What the exercise asks: Output as a JSON list of strings, one per line, the records that open with the line containing "data-point xyxy=(166,364,174,372)" and close with the line containing "series-arc-b xyxy=(143,357,154,383)", leaving out blank lines.

Data lines:
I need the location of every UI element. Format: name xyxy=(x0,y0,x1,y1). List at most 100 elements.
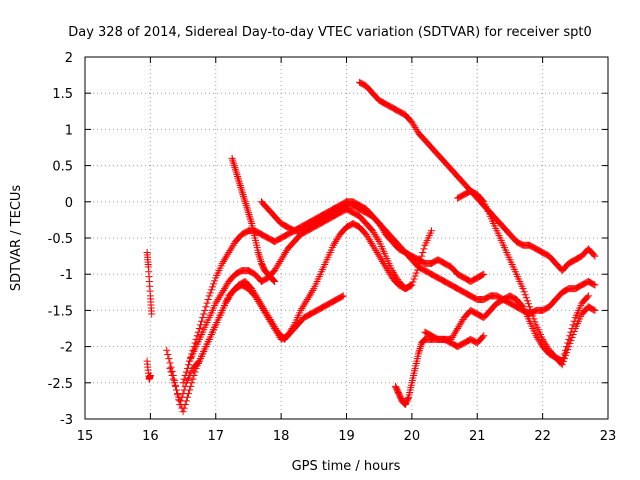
data-point xyxy=(166,364,174,372)
data-point xyxy=(558,361,566,369)
data-point xyxy=(521,291,529,299)
data-point xyxy=(297,306,305,314)
data-point xyxy=(590,280,598,288)
data-point xyxy=(450,330,458,338)
data-point xyxy=(229,241,237,249)
data-point xyxy=(393,274,401,282)
series-arc-b xyxy=(143,357,154,383)
y-tick-label: -2.5 xyxy=(48,377,73,392)
y-tick-label: -3 xyxy=(60,413,73,428)
data-point xyxy=(303,296,311,304)
data-point xyxy=(417,256,425,264)
data-point xyxy=(299,303,307,311)
data-point xyxy=(454,325,462,332)
x-tick-labels: 15 16 17 18 19 20 21 22 23 xyxy=(77,429,617,444)
data-point xyxy=(252,294,260,302)
data-point xyxy=(375,252,383,260)
data-point xyxy=(199,314,207,322)
data-point xyxy=(480,332,488,340)
data-point xyxy=(518,302,526,310)
data-point xyxy=(412,125,420,133)
data-point xyxy=(449,332,457,340)
data-point xyxy=(273,328,281,336)
data-point xyxy=(218,259,226,267)
data-point xyxy=(254,248,262,256)
data-point xyxy=(570,328,578,336)
data-point xyxy=(232,169,240,177)
data-point xyxy=(447,335,455,343)
y-tick-label: -0.5 xyxy=(48,232,73,247)
data-point xyxy=(170,379,178,387)
data-point xyxy=(272,326,280,334)
data-point xyxy=(287,326,295,334)
data-point xyxy=(244,207,252,215)
data-point xyxy=(222,254,230,262)
data-point xyxy=(331,239,339,247)
data-point xyxy=(409,120,417,128)
data-point xyxy=(284,332,292,340)
data-point xyxy=(532,332,540,340)
data-point xyxy=(235,176,243,184)
data-point xyxy=(390,270,398,278)
data-point xyxy=(270,277,278,285)
data-point xyxy=(254,297,262,305)
data-point xyxy=(285,330,293,338)
data-point xyxy=(531,318,539,326)
data-point xyxy=(231,165,239,173)
data-point xyxy=(218,288,226,296)
data-point xyxy=(527,306,535,314)
data-point xyxy=(253,296,261,304)
data-point xyxy=(180,375,188,383)
data-point xyxy=(383,265,391,273)
data-point xyxy=(232,167,240,175)
data-point xyxy=(304,294,312,302)
data-point xyxy=(255,252,263,260)
data-point xyxy=(333,236,341,244)
data-point xyxy=(260,306,268,314)
series-arc-d xyxy=(166,220,416,416)
data-point xyxy=(220,285,228,293)
data-point xyxy=(266,317,274,325)
data-point xyxy=(182,397,190,405)
data-point xyxy=(416,346,424,354)
series-arc-k xyxy=(392,332,488,409)
y-tick-label: 0 xyxy=(65,196,73,211)
data-point xyxy=(369,227,377,235)
data-point xyxy=(216,292,224,300)
data-point xyxy=(258,303,266,311)
data-point xyxy=(263,312,271,320)
data-point xyxy=(457,319,465,327)
data-point xyxy=(590,251,598,259)
data-point xyxy=(179,379,187,387)
data-point xyxy=(257,258,265,266)
data-point xyxy=(169,375,177,383)
y-tick-label: -2 xyxy=(60,341,73,356)
data-point xyxy=(415,348,423,356)
data-point xyxy=(148,310,156,318)
data-point xyxy=(404,394,412,402)
data-point xyxy=(277,256,285,264)
data-point xyxy=(307,290,315,298)
data-point xyxy=(255,299,263,307)
data-point xyxy=(247,218,255,226)
data-point xyxy=(559,358,567,366)
data-point xyxy=(368,239,376,247)
y-tick-label: 2 xyxy=(65,51,73,66)
data-point xyxy=(229,156,237,164)
data-point xyxy=(228,154,236,162)
data-point xyxy=(234,174,242,182)
data-point xyxy=(427,227,435,235)
data-point xyxy=(373,248,381,256)
data-point xyxy=(275,332,283,340)
data-point xyxy=(523,297,531,305)
data-point xyxy=(230,162,238,170)
data-point xyxy=(237,185,245,193)
data-point xyxy=(236,180,244,188)
data-point xyxy=(412,269,420,277)
grid-lines xyxy=(85,57,608,419)
data-point xyxy=(377,256,385,264)
data-point xyxy=(146,372,154,380)
data-point xyxy=(181,372,189,380)
data-point xyxy=(185,361,193,369)
data-point xyxy=(208,283,216,291)
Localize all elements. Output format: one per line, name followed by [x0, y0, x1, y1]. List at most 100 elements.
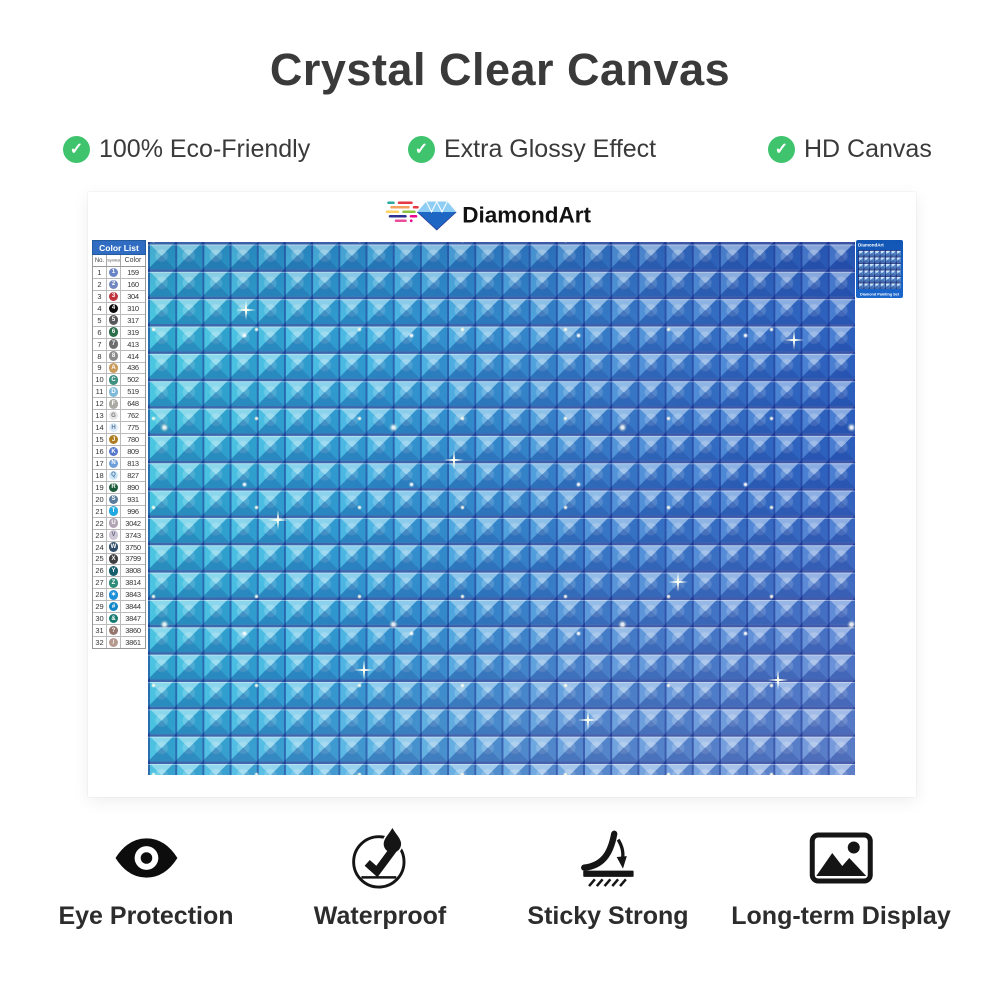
- symbol-cell: 6: [107, 326, 121, 338]
- color-list-row: 29 # 3844: [93, 601, 145, 614]
- color-list-row: 10 C 502: [93, 374, 145, 387]
- feature-extra-glossy: ✓ Extra Glossy Effect: [408, 135, 656, 164]
- color-list-columns: No. Symbol Color: [92, 255, 146, 267]
- color-swatch-icon: 7: [108, 339, 119, 349]
- symbol-cell: K: [107, 446, 121, 457]
- color-list-row: 14 H 775: [93, 422, 145, 435]
- color-swatch-icon: X: [108, 554, 119, 564]
- waterproof-icon: [352, 826, 406, 889]
- color-list-row: 21 T 996: [93, 505, 145, 518]
- color-list-row: 8 8 414: [93, 350, 145, 363]
- logo-diamond-icon: [416, 200, 457, 231]
- sparkle-glint: [668, 572, 688, 592]
- feature-label: Extra Glossy Effect: [444, 135, 657, 163]
- dmc-code: 890: [127, 482, 139, 492]
- color-swatch-icon: S: [108, 494, 119, 505]
- feature-waterproof: Waterproof: [314, 826, 446, 931]
- row-number: 10: [93, 374, 107, 386]
- row-number: 6: [93, 326, 107, 338]
- color-list-row: 16 K 809: [93, 446, 145, 458]
- color-swatch-icon: &: [108, 613, 119, 624]
- row-number: 2: [93, 278, 107, 290]
- color-list-row: 7 7 413: [93, 338, 145, 351]
- color-swatch-icon: 3: [108, 291, 119, 302]
- row-number: 4: [93, 302, 107, 314]
- color-swatch-icon: V: [108, 530, 119, 540]
- brand-logo: DiamondArt: [385, 200, 592, 231]
- row-number: 26: [93, 565, 107, 577]
- row-number: 27: [93, 577, 107, 589]
- sparkle-glint: [354, 660, 374, 680]
- color-list-row: 2 2 160: [93, 278, 145, 291]
- sparkle-glint: [784, 330, 804, 350]
- color-list-row: 11 D 519: [93, 386, 145, 399]
- symbol-cell: ✶: [107, 589, 121, 601]
- color-swatch-icon: Q: [108, 470, 119, 481]
- feature-label: HD Canvas: [804, 135, 932, 163]
- dmc-code: 3042: [125, 518, 141, 528]
- color-list-row: 3 3 304: [93, 290, 145, 303]
- color-list-rows: 1 1 159 2 2 160: [92, 267, 146, 649]
- sparkle-glint: [768, 670, 788, 690]
- dmc-code: 3843: [125, 590, 141, 600]
- dmc-code: 996: [127, 506, 139, 516]
- symbol-cell: D: [107, 386, 121, 398]
- color-swatch-icon: W: [108, 542, 119, 552]
- color-list-row: 26 Y 3808: [93, 565, 145, 578]
- row-number: 25: [93, 553, 107, 565]
- mini-box-brand: DiamondArt: [857, 242, 884, 248]
- color-list-row: 28 ✶ 3843: [93, 589, 145, 602]
- row-number: 9: [93, 362, 107, 374]
- sparkle-glint: [578, 710, 598, 730]
- sparkle-glint: [236, 300, 256, 320]
- row-number: 18: [93, 469, 107, 481]
- mini-product-box: ◆ DiamondArt Diamond Painting Set: [856, 240, 903, 298]
- dmc-code: 3799: [125, 554, 141, 564]
- symbol-cell: C: [107, 374, 121, 386]
- symbol-cell: R: [107, 481, 121, 493]
- color-list-row: 12 F 648: [93, 398, 145, 411]
- dmc-code: 3860: [125, 626, 141, 636]
- feature-label: Waterproof: [313, 902, 447, 930]
- color-list-row: 23 V 3743: [93, 529, 145, 542]
- color-list-row: 22 U 3042: [93, 517, 145, 530]
- check-icon: ✓: [63, 136, 90, 163]
- sticky-strong-icon: [580, 830, 634, 887]
- dmc-code: 813: [127, 458, 139, 468]
- color-list-row: 20 S 931: [93, 493, 145, 506]
- check-icon: ✓: [768, 136, 795, 163]
- color-swatch-icon: D: [108, 387, 119, 397]
- row-number: 23: [93, 529, 107, 541]
- logo-speed-lines: [385, 201, 419, 223]
- row-number: 13: [93, 410, 107, 422]
- dmc-code: 413: [127, 339, 139, 349]
- column-no: No.: [93, 255, 107, 266]
- dmc-code: 762: [127, 411, 139, 421]
- symbol-cell: V: [107, 529, 121, 541]
- color-list-row: 4 4 310: [93, 302, 145, 315]
- color-swatch-icon: F: [108, 399, 119, 409]
- row-number: 24: [93, 541, 107, 553]
- row-number: 19: [93, 481, 107, 493]
- symbol-cell: 4: [107, 302, 121, 314]
- color-swatch-icon: R: [108, 482, 119, 493]
- color-swatch-icon: Z: [108, 578, 119, 588]
- symbol-cell: T: [107, 505, 121, 517]
- color-list-row: 1 1 159: [93, 267, 145, 279]
- color-list-row: 5 5 317: [93, 314, 145, 327]
- symbol-cell: N: [107, 458, 121, 469]
- feature-label: Long-term Display: [731, 902, 951, 930]
- dmc-code: 3743: [125, 530, 141, 540]
- color-swatch-icon: K: [108, 446, 119, 457]
- dmc-code: 436: [127, 363, 139, 373]
- color-swatch-icon: T: [108, 506, 119, 516]
- dmc-code: 160: [127, 279, 139, 289]
- symbol-cell: 2: [107, 278, 121, 290]
- row-number: 14: [93, 422, 107, 434]
- dmc-code: 502: [127, 375, 139, 385]
- symbol-cell: Z: [107, 577, 121, 589]
- page-title: Crystal Clear Canvas: [269, 44, 731, 95]
- feature-label: Eye Protection: [58, 902, 234, 930]
- color-list-row: 31 ? 3860: [93, 625, 145, 638]
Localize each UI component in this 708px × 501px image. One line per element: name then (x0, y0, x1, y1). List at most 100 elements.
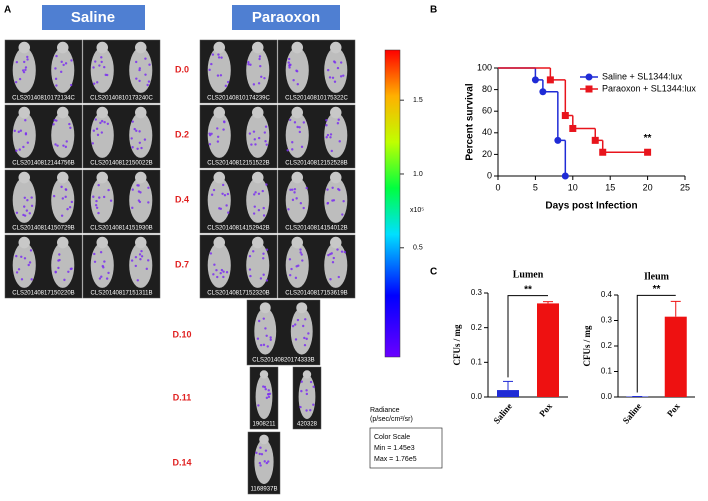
annotation: ** (524, 284, 532, 295)
image-id: CLS20140820174333B (252, 358, 314, 364)
signal (222, 128, 225, 131)
annotation: ** (644, 133, 652, 144)
signal (138, 253, 142, 256)
signal (135, 129, 138, 133)
signal (100, 119, 104, 123)
signal (15, 211, 19, 215)
signal (257, 136, 261, 140)
signal (249, 63, 252, 66)
signal (216, 140, 220, 143)
mouse (90, 47, 114, 93)
image-id: CLS20140812151522B (207, 161, 269, 167)
mouse (290, 307, 313, 355)
signal (100, 131, 104, 134)
signal (140, 255, 144, 258)
x-tick-label: Saline (491, 401, 514, 425)
mouse-head (296, 302, 308, 314)
mouse (207, 242, 231, 288)
image-id: CLS20140817153619B (285, 291, 347, 297)
mouse-head (134, 236, 147, 249)
signal (210, 193, 214, 196)
signal (331, 76, 335, 79)
signal (296, 125, 299, 129)
signal (325, 119, 328, 122)
signal (258, 55, 262, 58)
signal (105, 277, 109, 280)
y-tick-label: 40 (482, 127, 492, 137)
scale-min: Min = 1.45e3 (374, 445, 415, 452)
x-tick-label: 5 (533, 182, 538, 192)
colorbar-unit: (p/sec/cm²/sr) (370, 416, 413, 423)
signal (294, 276, 298, 280)
signal (305, 392, 309, 396)
signal (265, 334, 268, 338)
image-id: CLS20140810173240C (90, 96, 153, 102)
mouse-head (291, 41, 304, 54)
annotation: ** (653, 284, 661, 295)
signal (299, 202, 303, 205)
signal (258, 461, 262, 465)
signal (208, 133, 212, 137)
signal (287, 61, 290, 64)
x-tick-label: 10 (568, 182, 578, 192)
signal (134, 264, 137, 268)
signal (326, 202, 329, 205)
image-id: CLS20140817152320B (207, 291, 269, 297)
signal (265, 248, 269, 251)
signal (331, 261, 335, 264)
signal (254, 191, 257, 194)
image-id: CLS20140817150220B (12, 291, 74, 297)
signal (54, 67, 57, 70)
bar (497, 390, 519, 397)
signal (339, 61, 343, 64)
signal (134, 255, 138, 259)
signal (303, 343, 307, 347)
signal (20, 255, 23, 258)
signal (18, 77, 22, 81)
image-id: 420328 (297, 422, 318, 428)
image-id: 1908211 (253, 422, 277, 428)
signal (222, 275, 225, 279)
legend-marker (585, 85, 593, 93)
mouse (324, 177, 348, 223)
signal (26, 141, 30, 144)
signal (138, 141, 142, 144)
bar (664, 316, 687, 397)
signal (287, 57, 291, 61)
y-tick-label: 100 (477, 62, 492, 72)
x-tick-label: Pox (665, 401, 682, 419)
signal (20, 278, 24, 281)
color-bar (384, 49, 401, 358)
signal (131, 146, 134, 149)
signal (55, 84, 58, 87)
signal (139, 258, 142, 261)
mouse (51, 177, 75, 223)
mouse-head (329, 41, 342, 54)
mouse-head (291, 171, 304, 184)
mouse (129, 112, 153, 158)
signal (147, 80, 151, 83)
signal (138, 200, 142, 204)
signal (69, 126, 72, 130)
signal (300, 145, 304, 149)
signal (147, 201, 150, 204)
marker (591, 136, 599, 144)
signal (57, 266, 60, 270)
image-id: CLS20140817151311B (91, 291, 153, 297)
mouse-head (251, 106, 264, 119)
day-label: D.2 (175, 129, 189, 139)
signal (260, 75, 263, 78)
signal (52, 194, 56, 198)
signal (103, 121, 106, 124)
signal (254, 143, 257, 146)
colorbar-tick-label: 1.0 (413, 171, 423, 178)
signal (217, 56, 221, 59)
signal (248, 268, 252, 271)
signal (258, 57, 261, 61)
signal (269, 338, 272, 341)
signal (211, 53, 215, 56)
signal (300, 253, 303, 256)
signal (252, 130, 256, 133)
signal (209, 252, 213, 255)
signal (143, 138, 147, 141)
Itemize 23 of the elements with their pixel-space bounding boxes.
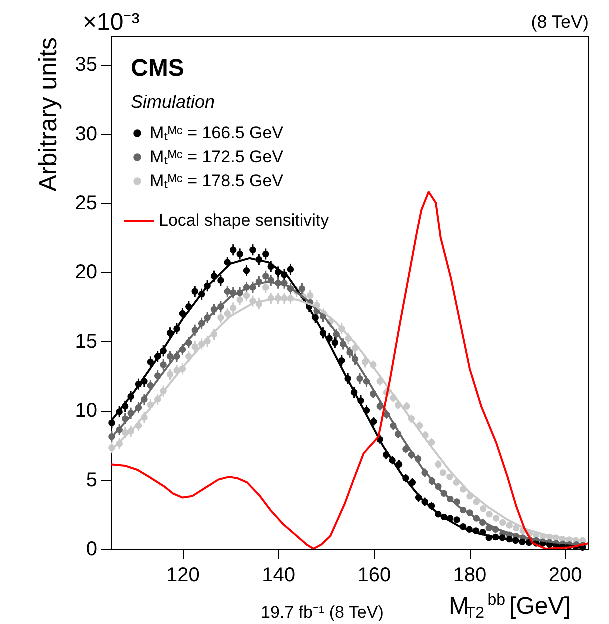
y-axis-title: Arbitrary units [34,38,62,192]
y-tick-label: 0 [86,538,98,560]
x-tick-label: 120 [166,564,200,586]
x-tick-label: 140 [262,564,296,586]
text: ×10⁻³ [83,9,140,36]
y-tick-label: 10 [75,400,98,422]
legend-label: Mₜᴹᶜ = 172.5 GeV [150,148,284,166]
y-tick-label: 15 [75,330,98,353]
y-tick-label: 25 [75,192,98,215]
legend-label: Local shape sensitivity [159,211,330,230]
legend-label: Mₜᴹᶜ = 178.5 GeV [150,172,284,190]
x-tick-label: 160 [358,564,392,586]
y-tick-label: 30 [75,123,98,146]
annotation: CMS [131,55,184,82]
text: 19.7 fb⁻¹ (8 TeV) [261,603,384,622]
x-tick-label: 200 [548,564,582,586]
annotation: Simulation [131,92,216,112]
text: (8 TeV) [531,12,589,32]
legend-label: Mₜᴹᶜ = 166.5 GeV [150,124,284,142]
y-tick-label: 5 [86,469,98,492]
x-tick-label: 180 [453,564,487,586]
y-tick-label: 20 [75,262,98,284]
y-tick-label: 35 [75,54,98,76]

The result:
[
  "data-point xyxy=(166,364,174,372)",
  "data-point xyxy=(558,361,566,369)",
  "data-point xyxy=(521,291,529,299)",
  "data-point xyxy=(297,306,305,314)",
  "data-point xyxy=(590,280,598,288)",
  "data-point xyxy=(450,330,458,338)",
  "data-point xyxy=(229,241,237,249)",
  "data-point xyxy=(393,274,401,282)",
  "series-arc-b xyxy=(143,357,154,383)"
]